● WHAT YOU ARE ASKED TO DO
Repeat each line word for word.

● PROVIDED DATA
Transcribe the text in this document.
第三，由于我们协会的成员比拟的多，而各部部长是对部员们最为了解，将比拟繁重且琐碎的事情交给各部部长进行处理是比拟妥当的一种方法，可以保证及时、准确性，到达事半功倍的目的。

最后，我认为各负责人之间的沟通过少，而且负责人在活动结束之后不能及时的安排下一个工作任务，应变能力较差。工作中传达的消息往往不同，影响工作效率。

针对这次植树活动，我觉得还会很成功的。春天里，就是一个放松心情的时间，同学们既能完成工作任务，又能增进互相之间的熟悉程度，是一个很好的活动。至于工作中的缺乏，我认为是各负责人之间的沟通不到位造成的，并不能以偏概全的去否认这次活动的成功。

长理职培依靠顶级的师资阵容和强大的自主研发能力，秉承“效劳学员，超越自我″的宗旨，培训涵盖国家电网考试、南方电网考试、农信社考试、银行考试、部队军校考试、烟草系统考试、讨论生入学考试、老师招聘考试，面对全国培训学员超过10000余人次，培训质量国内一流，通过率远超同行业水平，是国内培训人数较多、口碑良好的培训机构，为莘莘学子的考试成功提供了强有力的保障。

● EXERCISE RESPONSE
Transcribe the text in this document.
第三，由于我们协会的成员比拟的多，而各部部长是对部员们最为了解，将比拟繁重且琐碎的事情交给各部部长进行处理是比拟妥当的一种方法，可以保证及时、准确性，到达事半功倍的目的。

最后，我认为各负责人之间的沟通过少，而且负责人在活动结束之后不能及时的安排下一个工作任务，应变能力较差。工作中传达的消息往往不同，影响工作效率。

针对这次植树活动，我觉得还会很成功的。春天里，就是一个放松心情的时间，同学们既能完成工作任务，又能增进互相之间的熟悉程度，是一个很好的活动。至于工作中的缺乏，我认为是各负责人之间的沟通不到位造成的，并不能以偏概全的去否认这次活动的成功。

长理职培依靠顶级的师资阵容和强大的自主研发能力，秉承“效劳学员，超越自我″的宗旨，培训涵盖国家电网考试、南方电网考试、农信社考试、银行考试、部队军校考试、烟草系统考试、讨论生入学考试、老师招聘考试，面对全国培训学员超过10000余人次，培训质量国内一流，通过率远超同行业水平，是国内培训人数较多、口碑良好的培训机构，为莘莘学子的考试成功提供了强有力的保障。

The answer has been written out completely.